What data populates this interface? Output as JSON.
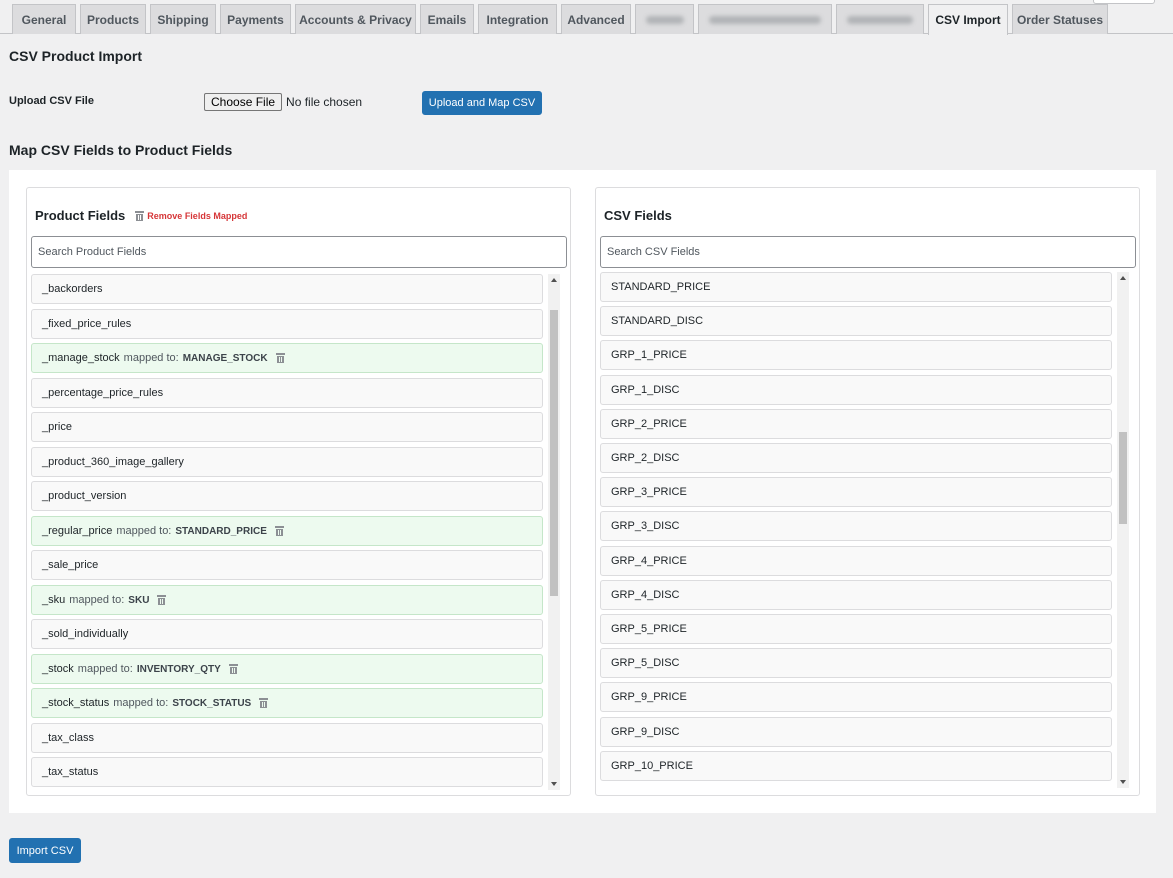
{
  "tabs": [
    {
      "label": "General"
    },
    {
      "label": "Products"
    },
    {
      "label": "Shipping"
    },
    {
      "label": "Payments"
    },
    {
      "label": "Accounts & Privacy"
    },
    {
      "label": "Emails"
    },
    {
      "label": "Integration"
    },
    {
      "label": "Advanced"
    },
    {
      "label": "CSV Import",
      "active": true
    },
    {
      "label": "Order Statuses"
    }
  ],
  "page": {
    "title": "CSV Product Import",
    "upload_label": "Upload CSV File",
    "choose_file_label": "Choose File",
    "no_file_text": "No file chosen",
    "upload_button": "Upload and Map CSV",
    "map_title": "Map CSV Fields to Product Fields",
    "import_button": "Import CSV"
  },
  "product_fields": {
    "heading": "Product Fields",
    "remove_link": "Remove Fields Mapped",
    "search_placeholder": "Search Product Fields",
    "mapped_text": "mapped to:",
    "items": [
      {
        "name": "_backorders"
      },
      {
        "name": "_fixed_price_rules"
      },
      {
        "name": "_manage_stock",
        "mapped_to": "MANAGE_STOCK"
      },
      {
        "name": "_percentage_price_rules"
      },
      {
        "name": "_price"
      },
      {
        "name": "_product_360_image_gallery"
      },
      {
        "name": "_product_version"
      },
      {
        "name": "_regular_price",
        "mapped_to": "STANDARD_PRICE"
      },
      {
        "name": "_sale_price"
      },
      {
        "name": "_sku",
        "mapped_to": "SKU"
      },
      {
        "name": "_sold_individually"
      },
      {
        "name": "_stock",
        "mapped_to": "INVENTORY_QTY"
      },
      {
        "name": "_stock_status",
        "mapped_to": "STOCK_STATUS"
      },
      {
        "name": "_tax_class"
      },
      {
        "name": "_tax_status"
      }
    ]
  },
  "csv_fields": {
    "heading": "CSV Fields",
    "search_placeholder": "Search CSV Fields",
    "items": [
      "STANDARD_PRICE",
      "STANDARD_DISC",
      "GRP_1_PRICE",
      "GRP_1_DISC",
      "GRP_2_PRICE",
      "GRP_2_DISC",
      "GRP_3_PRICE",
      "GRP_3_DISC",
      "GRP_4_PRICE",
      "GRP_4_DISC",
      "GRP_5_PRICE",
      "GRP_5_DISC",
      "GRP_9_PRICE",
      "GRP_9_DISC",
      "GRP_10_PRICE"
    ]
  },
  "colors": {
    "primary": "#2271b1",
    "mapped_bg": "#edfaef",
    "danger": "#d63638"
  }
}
□ □ □
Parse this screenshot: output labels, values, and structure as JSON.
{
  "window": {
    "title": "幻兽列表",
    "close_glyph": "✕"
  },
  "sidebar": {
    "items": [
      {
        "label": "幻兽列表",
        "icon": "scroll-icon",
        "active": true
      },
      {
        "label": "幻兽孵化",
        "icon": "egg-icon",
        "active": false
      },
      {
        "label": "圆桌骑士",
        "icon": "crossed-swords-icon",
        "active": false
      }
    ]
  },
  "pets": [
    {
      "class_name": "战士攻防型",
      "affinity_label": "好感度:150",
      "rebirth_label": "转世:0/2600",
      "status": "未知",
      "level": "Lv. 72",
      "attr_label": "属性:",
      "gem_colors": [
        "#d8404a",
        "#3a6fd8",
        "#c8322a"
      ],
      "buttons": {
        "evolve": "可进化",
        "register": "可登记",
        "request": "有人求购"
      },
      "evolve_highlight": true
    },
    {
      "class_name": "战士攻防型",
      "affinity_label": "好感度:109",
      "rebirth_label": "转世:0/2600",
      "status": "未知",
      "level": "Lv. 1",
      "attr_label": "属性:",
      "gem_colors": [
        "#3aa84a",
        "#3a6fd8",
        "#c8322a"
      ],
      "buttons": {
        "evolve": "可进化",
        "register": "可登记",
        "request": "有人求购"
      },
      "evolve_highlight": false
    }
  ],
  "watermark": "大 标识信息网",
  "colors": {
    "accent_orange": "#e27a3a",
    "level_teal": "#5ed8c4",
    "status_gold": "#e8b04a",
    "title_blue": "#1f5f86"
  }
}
□ □ □
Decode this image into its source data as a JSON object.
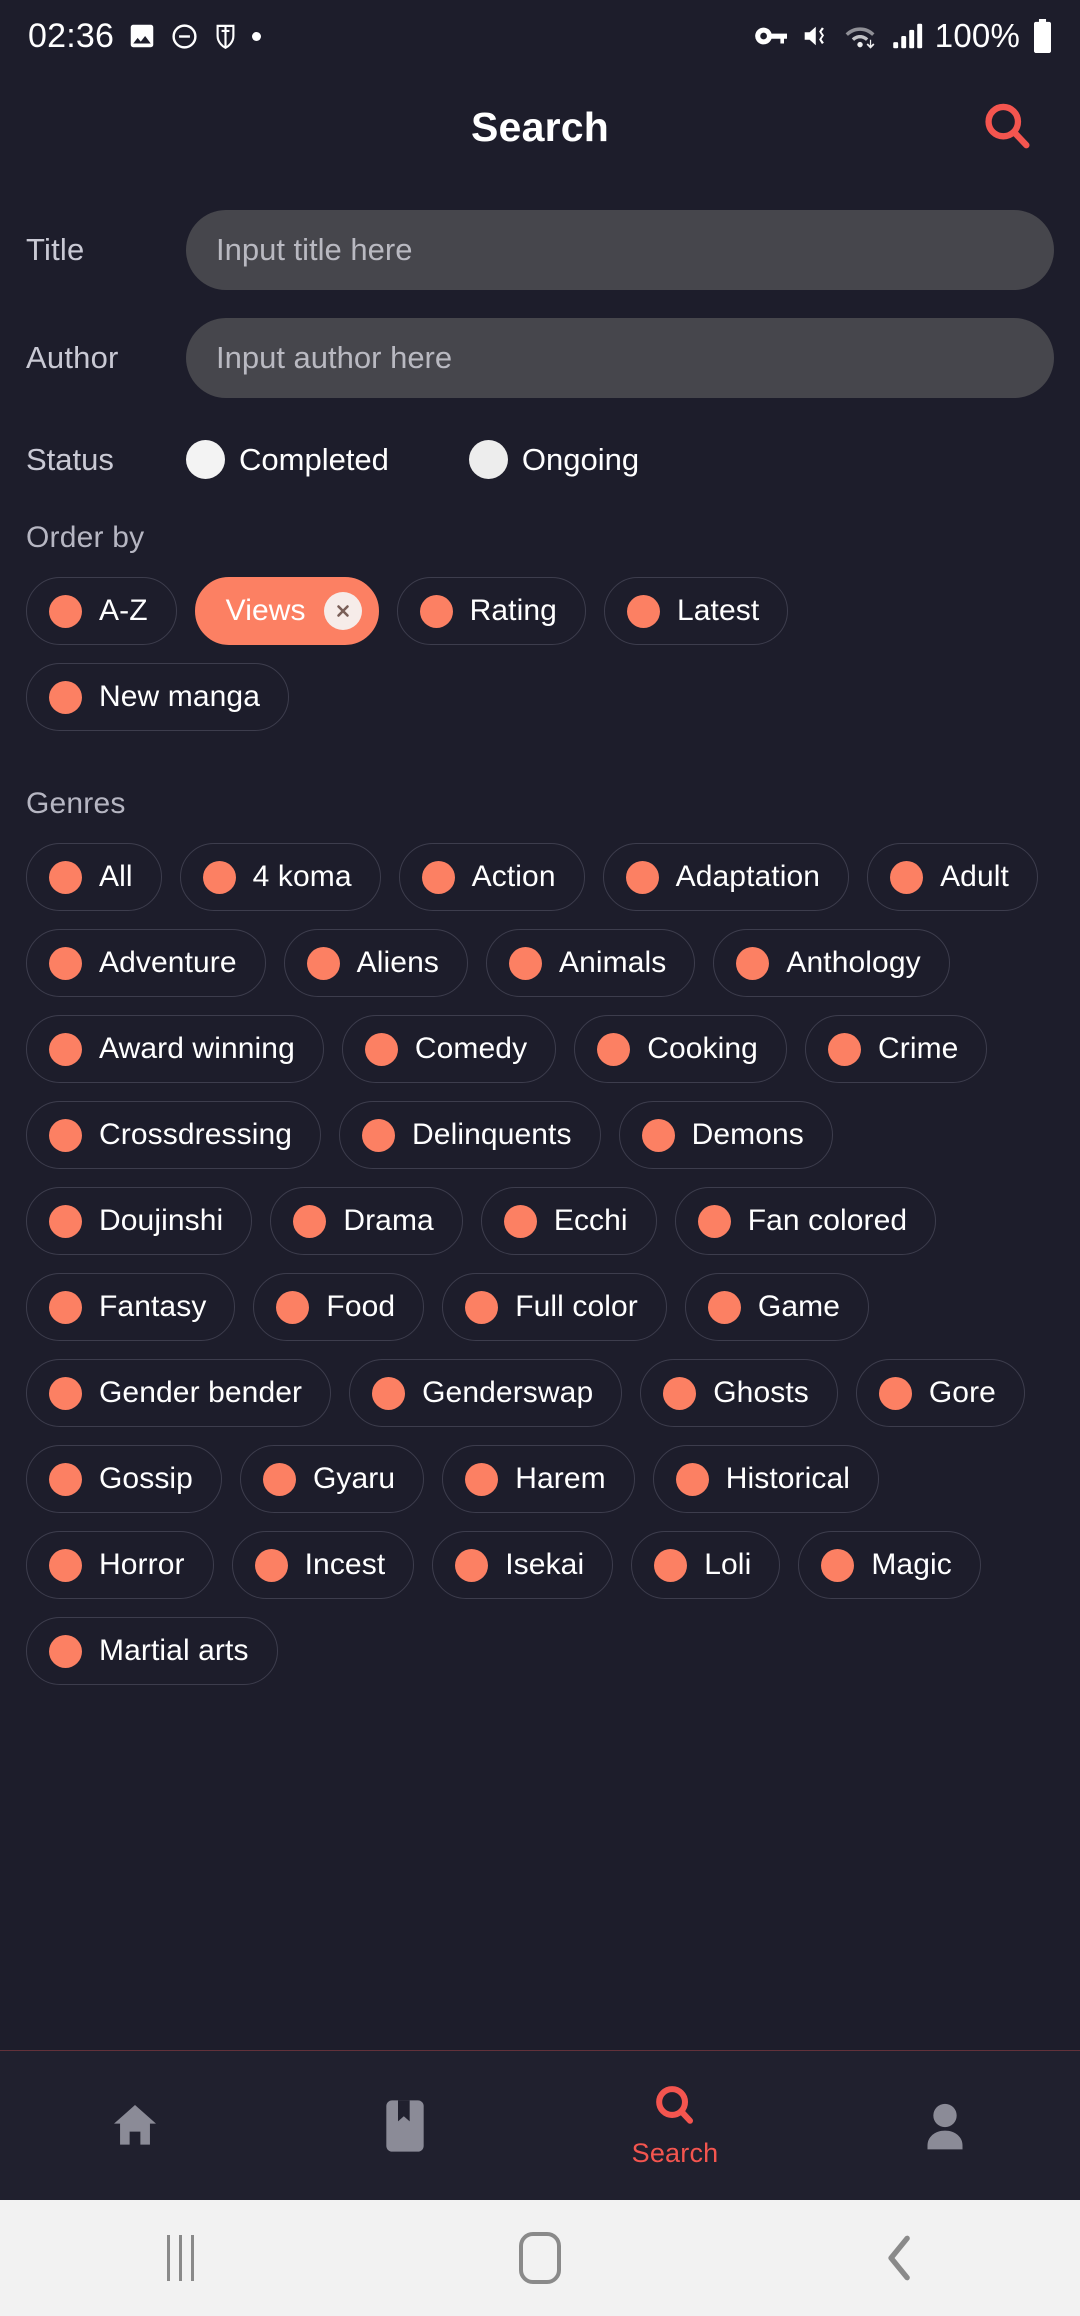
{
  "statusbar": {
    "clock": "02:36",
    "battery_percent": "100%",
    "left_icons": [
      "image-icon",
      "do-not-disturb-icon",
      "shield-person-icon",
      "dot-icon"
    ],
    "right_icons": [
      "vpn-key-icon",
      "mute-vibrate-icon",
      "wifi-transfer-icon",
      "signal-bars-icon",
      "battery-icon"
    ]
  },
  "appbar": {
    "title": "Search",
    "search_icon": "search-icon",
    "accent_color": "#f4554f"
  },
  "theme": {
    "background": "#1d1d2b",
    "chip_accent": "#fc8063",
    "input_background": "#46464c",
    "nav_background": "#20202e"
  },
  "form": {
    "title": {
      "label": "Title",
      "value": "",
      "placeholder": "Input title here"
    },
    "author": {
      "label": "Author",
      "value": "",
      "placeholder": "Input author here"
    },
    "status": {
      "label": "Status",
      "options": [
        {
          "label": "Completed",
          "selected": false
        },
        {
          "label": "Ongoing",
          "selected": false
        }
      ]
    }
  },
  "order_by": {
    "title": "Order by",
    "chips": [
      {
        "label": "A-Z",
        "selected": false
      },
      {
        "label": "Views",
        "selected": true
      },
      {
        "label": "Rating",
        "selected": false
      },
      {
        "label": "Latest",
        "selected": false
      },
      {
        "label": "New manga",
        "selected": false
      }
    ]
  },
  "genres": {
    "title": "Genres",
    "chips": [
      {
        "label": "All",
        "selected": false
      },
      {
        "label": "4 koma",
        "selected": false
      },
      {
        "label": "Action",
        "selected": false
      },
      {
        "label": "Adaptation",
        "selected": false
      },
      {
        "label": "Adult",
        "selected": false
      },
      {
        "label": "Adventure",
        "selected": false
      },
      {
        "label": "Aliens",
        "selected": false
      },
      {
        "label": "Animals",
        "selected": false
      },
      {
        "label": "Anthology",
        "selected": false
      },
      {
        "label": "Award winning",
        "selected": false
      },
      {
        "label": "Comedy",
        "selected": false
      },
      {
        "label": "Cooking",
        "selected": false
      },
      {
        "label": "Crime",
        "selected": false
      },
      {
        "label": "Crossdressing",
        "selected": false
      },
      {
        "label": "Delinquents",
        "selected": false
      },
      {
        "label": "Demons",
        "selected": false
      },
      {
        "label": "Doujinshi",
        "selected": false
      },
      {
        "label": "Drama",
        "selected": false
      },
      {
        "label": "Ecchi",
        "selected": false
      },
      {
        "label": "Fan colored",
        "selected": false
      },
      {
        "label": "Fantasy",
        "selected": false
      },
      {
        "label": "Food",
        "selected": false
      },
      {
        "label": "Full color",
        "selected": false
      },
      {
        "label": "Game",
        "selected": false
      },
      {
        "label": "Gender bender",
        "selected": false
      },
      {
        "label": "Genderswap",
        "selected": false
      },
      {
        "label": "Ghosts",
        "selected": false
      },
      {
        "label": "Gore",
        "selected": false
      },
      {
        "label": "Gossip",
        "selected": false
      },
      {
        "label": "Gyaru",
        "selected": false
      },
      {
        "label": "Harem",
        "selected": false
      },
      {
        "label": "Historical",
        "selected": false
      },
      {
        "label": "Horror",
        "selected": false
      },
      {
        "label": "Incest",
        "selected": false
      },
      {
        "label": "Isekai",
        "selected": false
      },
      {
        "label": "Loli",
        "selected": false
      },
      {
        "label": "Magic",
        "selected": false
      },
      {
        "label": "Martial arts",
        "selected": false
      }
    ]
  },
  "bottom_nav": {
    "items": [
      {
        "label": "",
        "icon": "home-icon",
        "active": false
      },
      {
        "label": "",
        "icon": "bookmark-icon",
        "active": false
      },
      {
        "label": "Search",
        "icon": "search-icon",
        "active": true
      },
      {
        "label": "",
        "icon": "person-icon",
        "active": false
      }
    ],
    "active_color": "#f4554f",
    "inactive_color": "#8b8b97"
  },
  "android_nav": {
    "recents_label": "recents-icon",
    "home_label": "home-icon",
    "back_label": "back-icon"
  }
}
□ □ □
**What you are asked to do**:
Report the number of lines that include the string "JSON"; return nothing but the count.

**Expected answer**:
3